PROBLEM DESCRIPTION: Turn the lines from the one containing "list UI elements" through the one containing "colorbar-swatch bbox=[400, 310, 426, 320]" into a JSON list of strings, one string per line, leaving out any blank lines.

Entries from a dataset:
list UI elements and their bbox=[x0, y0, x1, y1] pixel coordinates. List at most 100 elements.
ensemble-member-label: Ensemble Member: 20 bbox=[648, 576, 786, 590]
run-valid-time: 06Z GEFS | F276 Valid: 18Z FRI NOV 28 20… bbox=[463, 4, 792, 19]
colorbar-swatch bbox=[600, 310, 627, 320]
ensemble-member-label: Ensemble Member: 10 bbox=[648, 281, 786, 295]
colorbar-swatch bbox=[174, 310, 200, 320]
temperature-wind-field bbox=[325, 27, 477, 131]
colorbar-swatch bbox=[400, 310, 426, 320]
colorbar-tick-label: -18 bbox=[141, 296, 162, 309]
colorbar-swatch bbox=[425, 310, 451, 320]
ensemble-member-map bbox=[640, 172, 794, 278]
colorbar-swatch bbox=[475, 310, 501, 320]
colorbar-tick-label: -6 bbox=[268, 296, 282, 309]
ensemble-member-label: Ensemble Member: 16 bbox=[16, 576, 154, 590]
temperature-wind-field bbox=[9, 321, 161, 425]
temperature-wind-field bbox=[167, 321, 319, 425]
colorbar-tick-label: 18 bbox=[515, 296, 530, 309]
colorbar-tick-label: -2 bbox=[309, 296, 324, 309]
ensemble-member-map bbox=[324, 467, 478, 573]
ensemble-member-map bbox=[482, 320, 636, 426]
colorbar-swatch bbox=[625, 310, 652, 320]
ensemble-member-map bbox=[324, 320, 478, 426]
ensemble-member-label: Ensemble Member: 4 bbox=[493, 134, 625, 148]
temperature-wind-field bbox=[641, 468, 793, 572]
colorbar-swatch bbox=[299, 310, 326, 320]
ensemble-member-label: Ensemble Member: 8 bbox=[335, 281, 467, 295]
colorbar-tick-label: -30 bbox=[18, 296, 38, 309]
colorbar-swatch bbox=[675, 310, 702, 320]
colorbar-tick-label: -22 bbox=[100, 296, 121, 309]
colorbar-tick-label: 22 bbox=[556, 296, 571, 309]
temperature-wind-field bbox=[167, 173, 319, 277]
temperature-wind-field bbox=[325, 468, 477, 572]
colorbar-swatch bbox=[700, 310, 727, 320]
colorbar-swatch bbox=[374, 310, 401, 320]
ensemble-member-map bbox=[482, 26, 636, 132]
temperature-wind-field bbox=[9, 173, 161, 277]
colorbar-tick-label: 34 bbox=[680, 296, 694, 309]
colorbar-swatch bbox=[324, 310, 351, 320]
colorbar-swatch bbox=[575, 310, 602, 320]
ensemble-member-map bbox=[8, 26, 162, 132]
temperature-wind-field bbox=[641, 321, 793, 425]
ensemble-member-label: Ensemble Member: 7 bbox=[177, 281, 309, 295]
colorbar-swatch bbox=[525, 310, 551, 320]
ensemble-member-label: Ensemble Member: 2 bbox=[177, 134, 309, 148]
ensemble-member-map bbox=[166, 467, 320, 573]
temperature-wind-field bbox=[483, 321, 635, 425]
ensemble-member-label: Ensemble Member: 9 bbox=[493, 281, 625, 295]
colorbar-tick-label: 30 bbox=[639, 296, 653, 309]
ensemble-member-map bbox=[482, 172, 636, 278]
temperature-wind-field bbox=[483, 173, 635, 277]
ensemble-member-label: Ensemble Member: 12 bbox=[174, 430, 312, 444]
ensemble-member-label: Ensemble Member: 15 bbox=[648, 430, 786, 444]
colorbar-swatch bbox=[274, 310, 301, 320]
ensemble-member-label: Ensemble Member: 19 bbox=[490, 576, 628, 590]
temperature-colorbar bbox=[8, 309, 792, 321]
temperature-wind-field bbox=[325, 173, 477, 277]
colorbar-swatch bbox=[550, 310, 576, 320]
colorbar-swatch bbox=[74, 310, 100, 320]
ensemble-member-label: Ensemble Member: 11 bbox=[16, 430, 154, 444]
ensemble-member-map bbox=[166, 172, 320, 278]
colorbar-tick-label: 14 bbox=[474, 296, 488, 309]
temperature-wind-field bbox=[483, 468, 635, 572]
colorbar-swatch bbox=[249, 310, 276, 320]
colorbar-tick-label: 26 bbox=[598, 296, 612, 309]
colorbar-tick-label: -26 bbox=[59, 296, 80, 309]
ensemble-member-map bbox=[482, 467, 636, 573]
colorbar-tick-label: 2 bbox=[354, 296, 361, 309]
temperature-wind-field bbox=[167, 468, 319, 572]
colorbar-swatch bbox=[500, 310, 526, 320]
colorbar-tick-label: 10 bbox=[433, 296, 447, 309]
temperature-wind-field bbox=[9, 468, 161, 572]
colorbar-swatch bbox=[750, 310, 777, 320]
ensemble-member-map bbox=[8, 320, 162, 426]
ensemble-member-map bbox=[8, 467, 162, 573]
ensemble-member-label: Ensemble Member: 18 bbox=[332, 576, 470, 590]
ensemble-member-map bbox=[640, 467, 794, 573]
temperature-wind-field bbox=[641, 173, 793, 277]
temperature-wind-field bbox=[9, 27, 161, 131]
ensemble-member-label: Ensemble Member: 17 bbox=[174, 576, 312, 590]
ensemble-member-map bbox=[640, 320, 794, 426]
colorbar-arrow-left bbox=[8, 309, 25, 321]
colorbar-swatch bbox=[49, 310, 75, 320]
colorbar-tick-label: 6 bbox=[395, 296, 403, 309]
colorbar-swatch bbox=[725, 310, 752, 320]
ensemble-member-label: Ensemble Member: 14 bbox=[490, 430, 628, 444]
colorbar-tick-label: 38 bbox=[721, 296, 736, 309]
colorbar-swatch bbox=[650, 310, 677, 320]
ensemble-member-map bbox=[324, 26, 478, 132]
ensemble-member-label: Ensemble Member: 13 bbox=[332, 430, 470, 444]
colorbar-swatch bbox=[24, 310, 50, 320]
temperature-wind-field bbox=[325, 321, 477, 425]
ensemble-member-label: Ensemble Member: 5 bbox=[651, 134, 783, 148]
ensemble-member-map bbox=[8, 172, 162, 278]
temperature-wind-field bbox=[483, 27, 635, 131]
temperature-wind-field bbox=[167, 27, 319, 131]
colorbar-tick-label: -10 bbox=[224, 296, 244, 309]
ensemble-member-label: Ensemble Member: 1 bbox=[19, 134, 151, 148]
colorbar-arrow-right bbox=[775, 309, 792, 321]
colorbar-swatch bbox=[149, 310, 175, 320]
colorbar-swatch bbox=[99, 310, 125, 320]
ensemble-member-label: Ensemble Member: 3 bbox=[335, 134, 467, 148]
---
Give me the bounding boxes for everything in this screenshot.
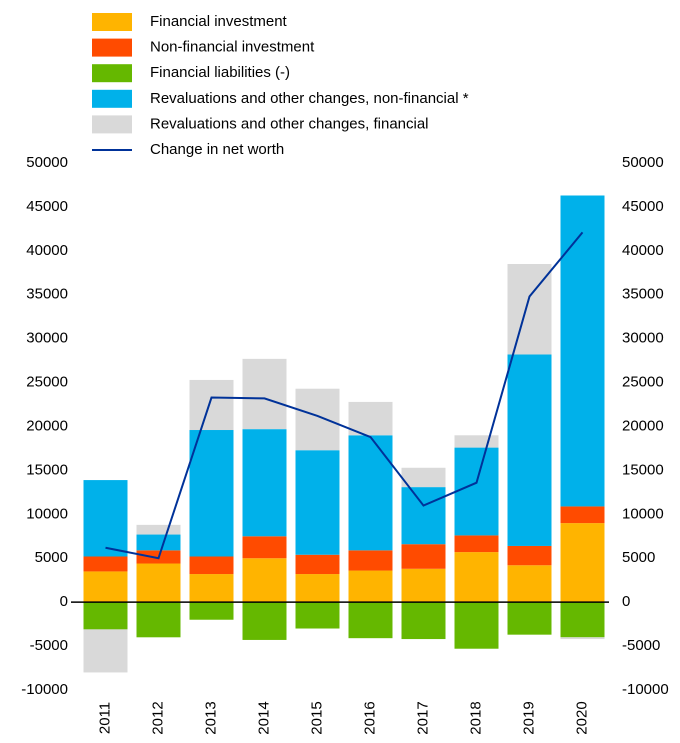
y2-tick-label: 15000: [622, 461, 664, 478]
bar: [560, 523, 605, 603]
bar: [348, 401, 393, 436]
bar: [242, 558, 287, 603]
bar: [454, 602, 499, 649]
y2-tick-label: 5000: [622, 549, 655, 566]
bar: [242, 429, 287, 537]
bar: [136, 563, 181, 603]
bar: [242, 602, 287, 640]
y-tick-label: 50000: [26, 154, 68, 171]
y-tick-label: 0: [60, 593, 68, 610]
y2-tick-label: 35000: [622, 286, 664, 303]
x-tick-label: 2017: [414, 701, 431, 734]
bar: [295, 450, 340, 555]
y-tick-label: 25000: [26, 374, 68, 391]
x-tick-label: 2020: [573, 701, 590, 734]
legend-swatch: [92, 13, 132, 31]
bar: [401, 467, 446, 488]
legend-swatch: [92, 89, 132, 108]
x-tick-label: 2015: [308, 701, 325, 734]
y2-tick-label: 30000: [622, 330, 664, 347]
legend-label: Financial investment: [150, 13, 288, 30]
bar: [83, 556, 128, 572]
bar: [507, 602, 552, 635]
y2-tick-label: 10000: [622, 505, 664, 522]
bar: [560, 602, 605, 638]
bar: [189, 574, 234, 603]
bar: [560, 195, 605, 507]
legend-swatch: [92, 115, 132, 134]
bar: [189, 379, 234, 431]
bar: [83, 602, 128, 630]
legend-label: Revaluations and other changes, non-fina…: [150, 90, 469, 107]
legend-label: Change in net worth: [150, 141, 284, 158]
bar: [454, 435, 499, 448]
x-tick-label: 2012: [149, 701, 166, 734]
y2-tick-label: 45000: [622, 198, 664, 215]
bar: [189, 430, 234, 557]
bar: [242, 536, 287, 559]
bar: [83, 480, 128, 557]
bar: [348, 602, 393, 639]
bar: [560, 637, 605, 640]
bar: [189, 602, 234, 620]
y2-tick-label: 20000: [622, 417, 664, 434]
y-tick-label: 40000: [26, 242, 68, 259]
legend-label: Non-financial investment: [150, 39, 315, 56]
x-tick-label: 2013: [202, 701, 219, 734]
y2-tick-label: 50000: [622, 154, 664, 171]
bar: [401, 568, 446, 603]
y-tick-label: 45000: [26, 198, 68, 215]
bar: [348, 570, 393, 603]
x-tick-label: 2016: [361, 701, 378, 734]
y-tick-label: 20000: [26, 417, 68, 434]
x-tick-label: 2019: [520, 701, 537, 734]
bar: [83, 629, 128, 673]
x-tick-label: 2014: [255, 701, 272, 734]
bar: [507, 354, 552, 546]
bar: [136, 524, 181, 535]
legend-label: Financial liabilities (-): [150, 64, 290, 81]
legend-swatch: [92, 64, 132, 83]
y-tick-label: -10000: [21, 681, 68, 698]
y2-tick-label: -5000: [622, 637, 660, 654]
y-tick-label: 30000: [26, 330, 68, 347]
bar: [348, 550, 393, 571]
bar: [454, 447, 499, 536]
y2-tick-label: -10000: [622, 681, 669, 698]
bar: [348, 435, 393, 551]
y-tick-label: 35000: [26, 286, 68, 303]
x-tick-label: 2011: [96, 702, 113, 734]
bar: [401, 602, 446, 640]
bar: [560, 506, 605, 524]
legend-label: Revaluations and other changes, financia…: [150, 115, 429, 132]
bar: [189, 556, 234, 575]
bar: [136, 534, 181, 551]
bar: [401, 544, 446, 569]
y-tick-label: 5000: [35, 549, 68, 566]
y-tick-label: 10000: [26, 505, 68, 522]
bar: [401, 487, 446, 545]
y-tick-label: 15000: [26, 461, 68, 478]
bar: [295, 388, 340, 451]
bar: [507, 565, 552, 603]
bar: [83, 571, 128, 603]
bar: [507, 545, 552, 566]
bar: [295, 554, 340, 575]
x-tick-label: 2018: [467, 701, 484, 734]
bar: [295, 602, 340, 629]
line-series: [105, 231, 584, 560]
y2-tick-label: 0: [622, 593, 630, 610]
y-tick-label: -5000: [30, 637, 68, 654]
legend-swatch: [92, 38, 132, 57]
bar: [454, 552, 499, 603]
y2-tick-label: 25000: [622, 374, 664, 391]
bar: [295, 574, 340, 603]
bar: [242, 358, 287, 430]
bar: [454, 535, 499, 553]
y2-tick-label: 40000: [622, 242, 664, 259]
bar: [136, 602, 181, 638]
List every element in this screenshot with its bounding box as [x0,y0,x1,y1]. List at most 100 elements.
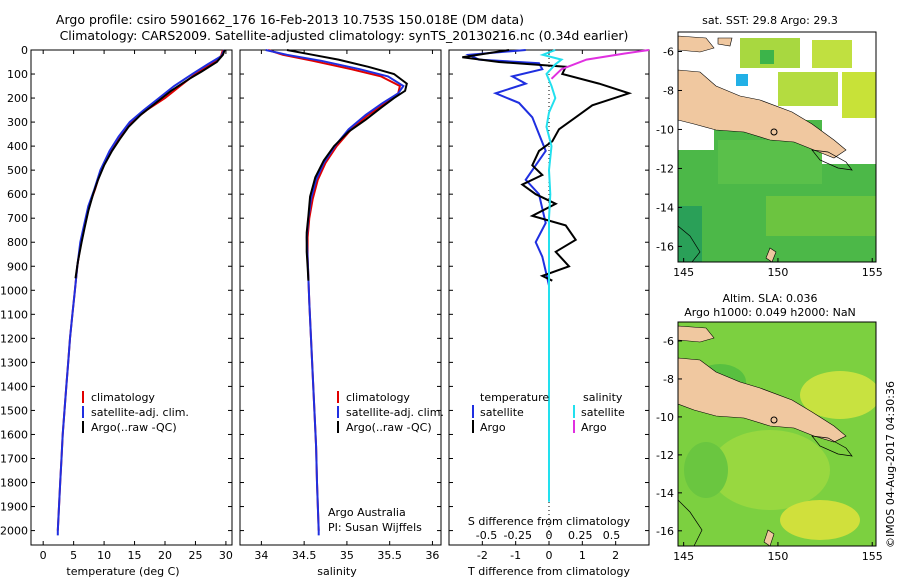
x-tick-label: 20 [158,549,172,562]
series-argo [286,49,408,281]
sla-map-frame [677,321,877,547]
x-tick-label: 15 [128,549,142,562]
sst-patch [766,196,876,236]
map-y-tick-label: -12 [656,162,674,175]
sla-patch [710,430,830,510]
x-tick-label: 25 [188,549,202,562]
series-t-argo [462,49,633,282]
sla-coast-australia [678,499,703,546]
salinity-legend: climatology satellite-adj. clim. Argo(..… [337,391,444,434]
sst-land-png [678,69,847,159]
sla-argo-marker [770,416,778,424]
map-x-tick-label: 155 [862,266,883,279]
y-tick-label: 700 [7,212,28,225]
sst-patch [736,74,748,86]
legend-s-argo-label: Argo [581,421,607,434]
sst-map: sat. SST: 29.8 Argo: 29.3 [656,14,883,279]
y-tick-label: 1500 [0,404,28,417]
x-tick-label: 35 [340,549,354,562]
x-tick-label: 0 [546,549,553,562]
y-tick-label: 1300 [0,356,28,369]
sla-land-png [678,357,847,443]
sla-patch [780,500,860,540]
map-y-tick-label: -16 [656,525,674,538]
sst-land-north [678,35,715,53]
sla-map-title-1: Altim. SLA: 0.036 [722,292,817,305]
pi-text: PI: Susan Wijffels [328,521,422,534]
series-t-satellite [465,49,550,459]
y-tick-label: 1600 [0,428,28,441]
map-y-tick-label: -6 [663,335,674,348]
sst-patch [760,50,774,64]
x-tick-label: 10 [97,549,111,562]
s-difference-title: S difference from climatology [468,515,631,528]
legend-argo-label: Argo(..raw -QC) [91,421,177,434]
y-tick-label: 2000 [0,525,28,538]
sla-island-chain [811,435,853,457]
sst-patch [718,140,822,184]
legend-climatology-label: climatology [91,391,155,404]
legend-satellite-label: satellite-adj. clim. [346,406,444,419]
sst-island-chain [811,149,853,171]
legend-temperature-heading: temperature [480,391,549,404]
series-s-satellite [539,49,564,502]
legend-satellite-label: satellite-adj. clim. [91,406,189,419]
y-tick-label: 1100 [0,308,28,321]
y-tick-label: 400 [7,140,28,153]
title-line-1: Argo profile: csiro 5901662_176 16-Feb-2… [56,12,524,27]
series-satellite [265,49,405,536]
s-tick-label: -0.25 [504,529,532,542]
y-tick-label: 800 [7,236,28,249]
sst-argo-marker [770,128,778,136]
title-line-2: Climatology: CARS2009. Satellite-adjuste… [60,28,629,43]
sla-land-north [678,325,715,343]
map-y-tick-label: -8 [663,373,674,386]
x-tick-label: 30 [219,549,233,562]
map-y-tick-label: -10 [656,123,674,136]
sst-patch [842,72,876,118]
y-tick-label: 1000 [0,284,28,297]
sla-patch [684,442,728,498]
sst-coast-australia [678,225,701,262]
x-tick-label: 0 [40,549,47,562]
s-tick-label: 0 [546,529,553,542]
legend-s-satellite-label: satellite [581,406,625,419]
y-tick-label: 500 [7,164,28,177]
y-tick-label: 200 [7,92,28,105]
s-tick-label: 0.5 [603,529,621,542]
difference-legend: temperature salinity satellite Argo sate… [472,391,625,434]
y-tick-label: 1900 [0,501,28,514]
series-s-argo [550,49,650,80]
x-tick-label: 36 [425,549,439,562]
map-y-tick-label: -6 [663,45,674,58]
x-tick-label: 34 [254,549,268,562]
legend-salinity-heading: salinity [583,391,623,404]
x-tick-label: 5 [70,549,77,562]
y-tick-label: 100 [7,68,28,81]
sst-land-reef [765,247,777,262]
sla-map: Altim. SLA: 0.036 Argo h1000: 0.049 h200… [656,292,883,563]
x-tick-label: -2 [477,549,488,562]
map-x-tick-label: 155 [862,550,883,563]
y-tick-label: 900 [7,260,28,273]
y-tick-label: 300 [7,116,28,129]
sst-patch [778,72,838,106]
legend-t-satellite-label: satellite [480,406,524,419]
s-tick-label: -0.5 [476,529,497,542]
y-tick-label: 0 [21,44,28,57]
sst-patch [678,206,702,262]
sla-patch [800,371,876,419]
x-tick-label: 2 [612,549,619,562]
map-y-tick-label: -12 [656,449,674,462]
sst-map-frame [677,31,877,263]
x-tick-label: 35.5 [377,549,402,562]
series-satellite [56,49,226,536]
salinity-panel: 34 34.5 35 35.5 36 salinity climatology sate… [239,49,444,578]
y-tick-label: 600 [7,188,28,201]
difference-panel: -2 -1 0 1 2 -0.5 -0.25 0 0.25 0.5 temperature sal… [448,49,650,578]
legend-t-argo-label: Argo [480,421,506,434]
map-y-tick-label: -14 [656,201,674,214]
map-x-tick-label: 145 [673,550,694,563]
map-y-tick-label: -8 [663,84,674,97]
---
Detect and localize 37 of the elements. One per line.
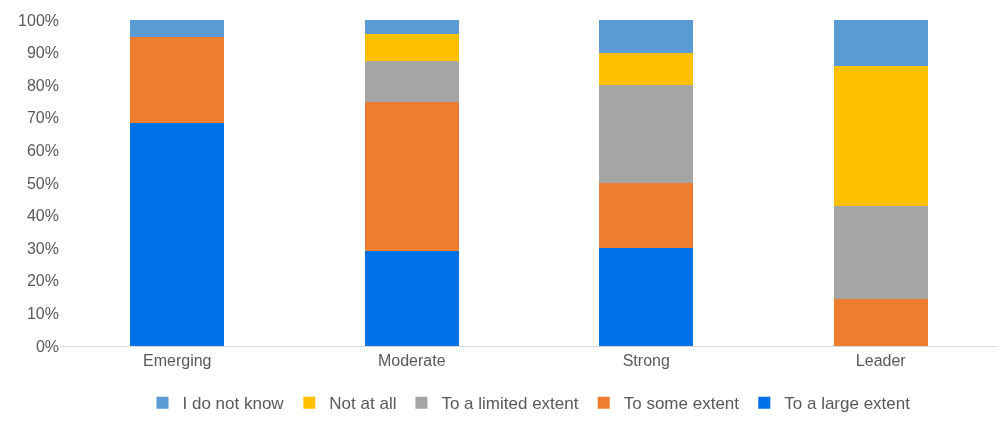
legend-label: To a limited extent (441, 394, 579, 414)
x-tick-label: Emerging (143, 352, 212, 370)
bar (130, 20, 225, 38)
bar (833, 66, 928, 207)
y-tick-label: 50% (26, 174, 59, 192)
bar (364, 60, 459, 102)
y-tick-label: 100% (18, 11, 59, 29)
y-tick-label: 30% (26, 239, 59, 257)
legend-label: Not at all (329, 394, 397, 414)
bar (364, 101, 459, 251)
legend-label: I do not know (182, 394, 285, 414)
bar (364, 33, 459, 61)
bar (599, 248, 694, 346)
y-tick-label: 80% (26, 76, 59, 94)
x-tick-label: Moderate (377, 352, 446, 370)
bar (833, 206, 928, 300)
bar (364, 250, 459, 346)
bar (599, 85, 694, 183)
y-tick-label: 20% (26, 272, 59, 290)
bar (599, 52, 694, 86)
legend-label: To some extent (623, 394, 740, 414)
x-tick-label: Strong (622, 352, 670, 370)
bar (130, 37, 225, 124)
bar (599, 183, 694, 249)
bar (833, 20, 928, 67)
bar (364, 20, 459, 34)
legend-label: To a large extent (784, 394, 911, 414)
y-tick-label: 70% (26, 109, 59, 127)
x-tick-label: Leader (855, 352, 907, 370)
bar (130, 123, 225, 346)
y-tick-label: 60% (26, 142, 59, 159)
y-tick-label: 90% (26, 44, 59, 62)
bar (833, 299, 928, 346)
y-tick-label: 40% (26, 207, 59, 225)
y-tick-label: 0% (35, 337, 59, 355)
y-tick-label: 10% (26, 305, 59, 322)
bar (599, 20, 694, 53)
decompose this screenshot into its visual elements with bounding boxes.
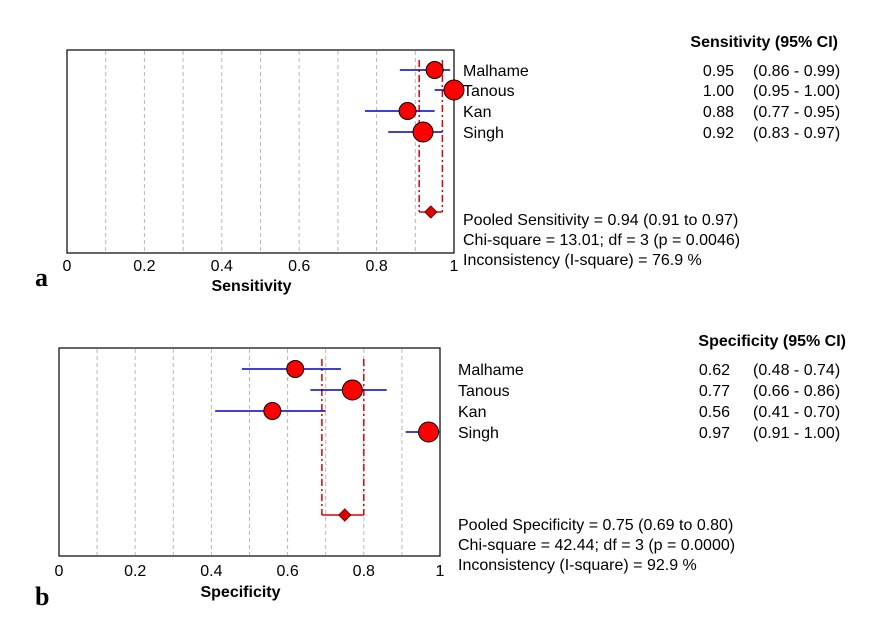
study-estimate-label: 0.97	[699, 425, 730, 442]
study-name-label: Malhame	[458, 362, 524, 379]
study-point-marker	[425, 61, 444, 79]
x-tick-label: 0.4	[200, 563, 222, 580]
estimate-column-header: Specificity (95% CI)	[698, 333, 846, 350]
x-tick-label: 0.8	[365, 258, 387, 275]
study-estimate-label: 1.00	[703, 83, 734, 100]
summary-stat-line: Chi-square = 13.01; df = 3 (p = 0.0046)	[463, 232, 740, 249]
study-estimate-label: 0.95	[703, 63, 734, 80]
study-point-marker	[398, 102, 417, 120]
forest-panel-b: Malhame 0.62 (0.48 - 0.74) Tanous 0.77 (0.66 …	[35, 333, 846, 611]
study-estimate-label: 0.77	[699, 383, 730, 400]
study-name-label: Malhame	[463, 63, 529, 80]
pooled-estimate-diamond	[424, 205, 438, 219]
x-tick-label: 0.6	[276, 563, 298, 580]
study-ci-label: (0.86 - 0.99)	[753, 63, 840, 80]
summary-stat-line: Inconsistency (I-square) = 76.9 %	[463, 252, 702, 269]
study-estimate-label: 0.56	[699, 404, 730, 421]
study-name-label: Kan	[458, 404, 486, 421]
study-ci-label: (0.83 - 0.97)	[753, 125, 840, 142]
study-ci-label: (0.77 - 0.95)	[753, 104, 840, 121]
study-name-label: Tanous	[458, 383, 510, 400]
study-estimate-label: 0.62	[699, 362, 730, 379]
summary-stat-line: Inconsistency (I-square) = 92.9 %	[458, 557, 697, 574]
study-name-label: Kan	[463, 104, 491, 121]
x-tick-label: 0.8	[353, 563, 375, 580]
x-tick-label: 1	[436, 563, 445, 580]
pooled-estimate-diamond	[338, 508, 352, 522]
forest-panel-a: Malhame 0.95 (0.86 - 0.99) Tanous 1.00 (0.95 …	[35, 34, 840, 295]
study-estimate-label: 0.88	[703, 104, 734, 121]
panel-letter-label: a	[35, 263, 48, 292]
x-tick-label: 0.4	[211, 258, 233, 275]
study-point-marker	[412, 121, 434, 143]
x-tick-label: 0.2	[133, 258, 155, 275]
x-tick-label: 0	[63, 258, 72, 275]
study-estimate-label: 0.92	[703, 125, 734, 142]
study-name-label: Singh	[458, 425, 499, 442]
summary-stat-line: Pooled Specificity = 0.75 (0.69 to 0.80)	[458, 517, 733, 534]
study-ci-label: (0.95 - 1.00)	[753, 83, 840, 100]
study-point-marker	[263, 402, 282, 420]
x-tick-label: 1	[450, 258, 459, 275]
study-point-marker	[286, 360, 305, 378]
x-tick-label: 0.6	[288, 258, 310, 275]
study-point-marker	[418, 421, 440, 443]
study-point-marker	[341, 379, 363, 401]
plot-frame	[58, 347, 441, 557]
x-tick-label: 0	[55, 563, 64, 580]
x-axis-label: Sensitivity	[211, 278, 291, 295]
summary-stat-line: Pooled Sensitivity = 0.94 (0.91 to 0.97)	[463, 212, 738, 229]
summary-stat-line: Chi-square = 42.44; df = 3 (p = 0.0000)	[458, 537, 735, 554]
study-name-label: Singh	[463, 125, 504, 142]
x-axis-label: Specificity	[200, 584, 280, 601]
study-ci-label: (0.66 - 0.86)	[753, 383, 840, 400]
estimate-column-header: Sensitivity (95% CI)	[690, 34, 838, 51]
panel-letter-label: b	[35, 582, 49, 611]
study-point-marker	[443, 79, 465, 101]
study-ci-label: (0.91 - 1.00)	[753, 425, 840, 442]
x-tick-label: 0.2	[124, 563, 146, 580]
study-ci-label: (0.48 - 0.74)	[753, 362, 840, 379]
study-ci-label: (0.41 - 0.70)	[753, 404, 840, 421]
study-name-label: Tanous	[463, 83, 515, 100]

EXPECTED ANSWER:
[
  "list UI elements and their bbox=[x0, y0, x1, y1] pixel coordinates. List at most 100 elements.",
  "ensemble-member-label: Ensemble Member: 20 bbox=[648, 576, 786, 590]",
  "run-valid-time: 06Z GEFS | F276 Valid: 18Z FRI NOV 28 20… bbox=[463, 4, 792, 19]",
  "colorbar-swatch bbox=[600, 310, 627, 320]",
  "ensemble-member-label: Ensemble Member: 10 bbox=[648, 281, 786, 295]",
  "colorbar-swatch bbox=[174, 310, 200, 320]",
  "temperature-wind-field bbox=[325, 27, 477, 131]",
  "colorbar-swatch bbox=[400, 310, 426, 320]"
]